WHAT YOU NEED TO DO —
Reproduce the records below line for line, with no changes.

————

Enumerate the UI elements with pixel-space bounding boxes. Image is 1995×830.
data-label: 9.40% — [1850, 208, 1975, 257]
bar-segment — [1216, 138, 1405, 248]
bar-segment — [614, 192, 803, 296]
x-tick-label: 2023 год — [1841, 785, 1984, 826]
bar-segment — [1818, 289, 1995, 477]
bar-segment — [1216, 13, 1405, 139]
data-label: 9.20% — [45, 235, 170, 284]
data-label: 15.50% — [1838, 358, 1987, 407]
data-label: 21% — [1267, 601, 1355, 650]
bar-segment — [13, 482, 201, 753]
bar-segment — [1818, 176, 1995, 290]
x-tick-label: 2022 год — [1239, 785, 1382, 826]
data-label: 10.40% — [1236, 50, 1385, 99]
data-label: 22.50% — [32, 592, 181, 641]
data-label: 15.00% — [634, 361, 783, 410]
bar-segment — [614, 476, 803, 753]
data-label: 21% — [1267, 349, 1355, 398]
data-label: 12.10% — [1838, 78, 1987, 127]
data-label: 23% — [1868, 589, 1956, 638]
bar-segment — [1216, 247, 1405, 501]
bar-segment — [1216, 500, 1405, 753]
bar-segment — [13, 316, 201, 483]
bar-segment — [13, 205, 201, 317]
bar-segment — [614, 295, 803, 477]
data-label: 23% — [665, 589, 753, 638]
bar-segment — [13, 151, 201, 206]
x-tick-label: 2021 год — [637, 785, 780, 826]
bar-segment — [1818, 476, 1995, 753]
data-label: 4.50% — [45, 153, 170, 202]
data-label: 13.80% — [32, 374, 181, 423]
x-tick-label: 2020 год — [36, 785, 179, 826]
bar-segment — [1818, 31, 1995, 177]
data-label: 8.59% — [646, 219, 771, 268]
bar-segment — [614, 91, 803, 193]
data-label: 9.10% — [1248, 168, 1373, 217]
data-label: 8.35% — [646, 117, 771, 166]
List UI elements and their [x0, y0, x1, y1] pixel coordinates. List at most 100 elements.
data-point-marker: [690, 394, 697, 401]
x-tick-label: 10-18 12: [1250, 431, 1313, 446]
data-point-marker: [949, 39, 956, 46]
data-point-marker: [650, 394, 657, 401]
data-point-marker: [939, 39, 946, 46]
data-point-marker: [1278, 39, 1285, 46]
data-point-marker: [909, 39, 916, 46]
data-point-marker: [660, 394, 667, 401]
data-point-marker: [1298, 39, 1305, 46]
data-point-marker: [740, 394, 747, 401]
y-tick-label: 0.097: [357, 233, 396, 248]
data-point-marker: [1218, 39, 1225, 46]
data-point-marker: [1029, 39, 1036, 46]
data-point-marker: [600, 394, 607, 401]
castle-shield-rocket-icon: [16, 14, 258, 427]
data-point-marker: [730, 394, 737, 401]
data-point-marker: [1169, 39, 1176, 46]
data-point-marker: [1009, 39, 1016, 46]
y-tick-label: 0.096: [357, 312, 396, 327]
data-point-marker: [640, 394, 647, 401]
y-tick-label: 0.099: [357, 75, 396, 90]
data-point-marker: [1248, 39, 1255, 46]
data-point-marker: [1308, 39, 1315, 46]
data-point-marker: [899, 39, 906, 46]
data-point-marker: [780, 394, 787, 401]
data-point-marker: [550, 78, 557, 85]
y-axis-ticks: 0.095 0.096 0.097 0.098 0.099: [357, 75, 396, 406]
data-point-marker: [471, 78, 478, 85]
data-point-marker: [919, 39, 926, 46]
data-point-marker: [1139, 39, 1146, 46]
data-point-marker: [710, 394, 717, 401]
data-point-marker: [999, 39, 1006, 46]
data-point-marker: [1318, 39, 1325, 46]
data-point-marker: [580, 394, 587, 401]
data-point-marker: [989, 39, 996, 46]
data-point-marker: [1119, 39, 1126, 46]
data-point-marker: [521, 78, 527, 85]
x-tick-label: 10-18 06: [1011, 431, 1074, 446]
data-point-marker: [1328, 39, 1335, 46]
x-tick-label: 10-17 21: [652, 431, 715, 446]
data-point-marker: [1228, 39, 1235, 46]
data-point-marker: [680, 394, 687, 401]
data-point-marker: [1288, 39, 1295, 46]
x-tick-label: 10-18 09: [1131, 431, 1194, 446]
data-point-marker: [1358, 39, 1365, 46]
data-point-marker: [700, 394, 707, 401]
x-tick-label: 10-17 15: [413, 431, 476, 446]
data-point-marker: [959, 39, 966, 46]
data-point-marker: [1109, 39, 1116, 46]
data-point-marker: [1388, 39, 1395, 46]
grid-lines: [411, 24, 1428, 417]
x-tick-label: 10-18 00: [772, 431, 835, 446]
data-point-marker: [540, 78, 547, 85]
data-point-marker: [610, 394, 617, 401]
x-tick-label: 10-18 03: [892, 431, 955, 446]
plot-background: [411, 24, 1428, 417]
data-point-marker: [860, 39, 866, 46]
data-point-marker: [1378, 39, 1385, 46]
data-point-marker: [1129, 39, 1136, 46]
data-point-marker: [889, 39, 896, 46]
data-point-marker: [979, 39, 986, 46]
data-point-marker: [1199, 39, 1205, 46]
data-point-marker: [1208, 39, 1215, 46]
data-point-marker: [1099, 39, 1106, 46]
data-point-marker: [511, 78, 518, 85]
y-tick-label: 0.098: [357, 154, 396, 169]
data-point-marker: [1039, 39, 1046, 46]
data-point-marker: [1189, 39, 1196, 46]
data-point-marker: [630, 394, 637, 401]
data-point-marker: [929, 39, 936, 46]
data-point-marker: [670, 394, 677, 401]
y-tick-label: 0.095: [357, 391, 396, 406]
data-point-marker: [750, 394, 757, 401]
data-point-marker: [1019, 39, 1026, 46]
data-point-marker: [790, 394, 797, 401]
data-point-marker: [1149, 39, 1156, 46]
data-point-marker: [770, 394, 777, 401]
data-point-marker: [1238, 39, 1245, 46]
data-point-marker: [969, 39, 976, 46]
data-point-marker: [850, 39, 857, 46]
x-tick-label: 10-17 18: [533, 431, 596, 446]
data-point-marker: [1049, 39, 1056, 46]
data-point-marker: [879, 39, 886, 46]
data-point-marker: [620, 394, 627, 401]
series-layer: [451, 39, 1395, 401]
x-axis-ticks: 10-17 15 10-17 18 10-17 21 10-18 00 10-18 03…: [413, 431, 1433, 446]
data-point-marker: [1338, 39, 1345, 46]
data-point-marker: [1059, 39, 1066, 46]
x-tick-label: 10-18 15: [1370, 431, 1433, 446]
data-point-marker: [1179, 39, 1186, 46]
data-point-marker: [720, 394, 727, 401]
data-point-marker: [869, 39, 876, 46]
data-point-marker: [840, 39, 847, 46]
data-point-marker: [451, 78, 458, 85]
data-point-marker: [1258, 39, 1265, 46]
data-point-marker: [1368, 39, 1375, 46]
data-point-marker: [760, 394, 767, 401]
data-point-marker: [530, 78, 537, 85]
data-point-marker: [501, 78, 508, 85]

————

SOLUTION TO THIS PROBLEM —
Enumerate the UI elements with pixel-space bounding boxes. Image is 1995×830.
data-label: 9.40% — [1850, 208, 1975, 257]
bar-segment — [1216, 138, 1405, 248]
bar-segment — [614, 192, 803, 296]
x-tick-label: 2023 год — [1841, 785, 1984, 826]
bar-segment — [1818, 289, 1995, 477]
bar-segment — [1216, 13, 1405, 139]
data-label: 9.20% — [45, 235, 170, 284]
data-label: 15.50% — [1838, 358, 1987, 407]
data-label: 21% — [1267, 601, 1355, 650]
bar-segment — [13, 482, 201, 753]
bar-segment — [1818, 176, 1995, 290]
x-tick-label: 2022 год — [1239, 785, 1382, 826]
data-label: 10.40% — [1236, 50, 1385, 99]
data-label: 22.50% — [32, 592, 181, 641]
data-label: 15.00% — [634, 361, 783, 410]
bar-segment — [614, 476, 803, 753]
data-label: 21% — [1267, 349, 1355, 398]
data-label: 12.10% — [1838, 78, 1987, 127]
data-label: 23% — [1868, 589, 1956, 638]
bar-segment — [1216, 247, 1405, 501]
bar-segment — [1216, 500, 1405, 753]
bar-segment — [13, 316, 201, 483]
bar-segment — [13, 205, 201, 317]
bar-segment — [614, 295, 803, 477]
data-label: 23% — [665, 589, 753, 638]
bar-segment — [13, 151, 201, 206]
x-tick-label: 2021 год — [637, 785, 780, 826]
bar-segment — [1818, 476, 1995, 753]
data-label: 4.50% — [45, 153, 170, 202]
data-label: 13.80% — [32, 374, 181, 423]
x-tick-label: 2020 год — [36, 785, 179, 826]
bar-segment — [1818, 31, 1995, 177]
data-label: 8.59% — [646, 219, 771, 268]
bar-segment — [614, 91, 803, 193]
data-label: 9.10% — [1248, 168, 1373, 217]
data-label: 8.35% — [646, 117, 771, 166]
List UI elements and their [x0, y0, x1, y1] pixel coordinates. List at most 100 elements.
data-point-marker: [690, 394, 697, 401]
x-tick-label: 10-18 12: [1250, 431, 1313, 446]
data-point-marker: [949, 39, 956, 46]
data-point-marker: [650, 394, 657, 401]
data-point-marker: [939, 39, 946, 46]
data-point-marker: [1278, 39, 1285, 46]
data-point-marker: [909, 39, 916, 46]
data-point-marker: [660, 394, 667, 401]
data-point-marker: [1298, 39, 1305, 46]
data-point-marker: [740, 394, 747, 401]
y-tick-label: 0.097: [357, 233, 396, 248]
data-point-marker: [1218, 39, 1225, 46]
data-point-marker: [1029, 39, 1036, 46]
data-point-marker: [600, 394, 607, 401]
castle-shield-rocket-icon: [16, 14, 258, 427]
data-point-marker: [730, 394, 737, 401]
data-point-marker: [1169, 39, 1176, 46]
data-point-marker: [1009, 39, 1016, 46]
y-tick-label: 0.096: [357, 312, 396, 327]
data-point-marker: [640, 394, 647, 401]
y-tick-label: 0.099: [357, 75, 396, 90]
data-point-marker: [1248, 39, 1255, 46]
data-point-marker: [1308, 39, 1315, 46]
data-point-marker: [899, 39, 906, 46]
data-point-marker: [780, 394, 787, 401]
data-point-marker: [550, 78, 557, 85]
y-axis-ticks: 0.095 0.096 0.097 0.098 0.099: [357, 75, 396, 406]
data-point-marker: [471, 78, 478, 85]
data-point-marker: [919, 39, 926, 46]
data-point-marker: [1139, 39, 1146, 46]
data-point-marker: [710, 394, 717, 401]
data-point-marker: [999, 39, 1006, 46]
data-point-marker: [1318, 39, 1325, 46]
data-point-marker: [580, 394, 587, 401]
data-point-marker: [989, 39, 996, 46]
data-point-marker: [1119, 39, 1126, 46]
data-point-marker: [521, 78, 527, 85]
x-tick-label: 10-18 06: [1011, 431, 1074, 446]
data-point-marker: [1328, 39, 1335, 46]
x-tick-label: 10-17 21: [652, 431, 715, 446]
data-point-marker: [1228, 39, 1235, 46]
data-point-marker: [680, 394, 687, 401]
data-point-marker: [1288, 39, 1295, 46]
x-tick-label: 10-18 09: [1131, 431, 1194, 446]
data-point-marker: [1358, 39, 1365, 46]
data-point-marker: [700, 394, 707, 401]
x-tick-label: 10-17 15: [413, 431, 476, 446]
data-point-marker: [959, 39, 966, 46]
data-point-marker: [1109, 39, 1116, 46]
data-point-marker: [1388, 39, 1395, 46]
grid-lines: [411, 24, 1428, 417]
x-tick-label: 10-18 00: [772, 431, 835, 446]
data-point-marker: [540, 78, 547, 85]
data-point-marker: [610, 394, 617, 401]
x-tick-label: 10-18 03: [892, 431, 955, 446]
plot-background: [411, 24, 1428, 417]
data-point-marker: [860, 39, 866, 46]
data-point-marker: [1378, 39, 1385, 46]
data-point-marker: [1129, 39, 1136, 46]
data-point-marker: [889, 39, 896, 46]
data-point-marker: [979, 39, 986, 46]
data-point-marker: [1199, 39, 1205, 46]
data-point-marker: [1208, 39, 1215, 46]
data-point-marker: [1099, 39, 1106, 46]
data-point-marker: [511, 78, 518, 85]
y-tick-label: 0.098: [357, 154, 396, 169]
data-point-marker: [1039, 39, 1046, 46]
data-point-marker: [1189, 39, 1196, 46]
data-point-marker: [630, 394, 637, 401]
data-point-marker: [929, 39, 936, 46]
data-point-marker: [670, 394, 677, 401]
y-tick-label: 0.095: [357, 391, 396, 406]
data-point-marker: [750, 394, 757, 401]
data-point-marker: [1019, 39, 1026, 46]
data-point-marker: [790, 394, 797, 401]
data-point-marker: [1149, 39, 1156, 46]
data-point-marker: [770, 394, 777, 401]
data-point-marker: [1238, 39, 1245, 46]
data-point-marker: [969, 39, 976, 46]
data-point-marker: [850, 39, 857, 46]
x-tick-label: 10-17 18: [533, 431, 596, 446]
data-point-marker: [1049, 39, 1056, 46]
data-point-marker: [879, 39, 886, 46]
data-point-marker: [620, 394, 627, 401]
series-layer: [451, 39, 1395, 401]
x-axis-ticks: 10-17 15 10-17 18 10-17 21 10-18 00 10-18 03…: [413, 431, 1433, 446]
data-point-marker: [1338, 39, 1345, 46]
data-point-marker: [1059, 39, 1066, 46]
x-tick-label: 10-18 15: [1370, 431, 1433, 446]
data-point-marker: [1179, 39, 1186, 46]
data-point-marker: [720, 394, 727, 401]
data-point-marker: [869, 39, 876, 46]
data-point-marker: [840, 39, 847, 46]
data-point-marker: [451, 78, 458, 85]
data-point-marker: [1258, 39, 1265, 46]
data-point-marker: [1368, 39, 1375, 46]
data-point-marker: [760, 394, 767, 401]
data-point-marker: [530, 78, 537, 85]
data-point-marker: [501, 78, 508, 85]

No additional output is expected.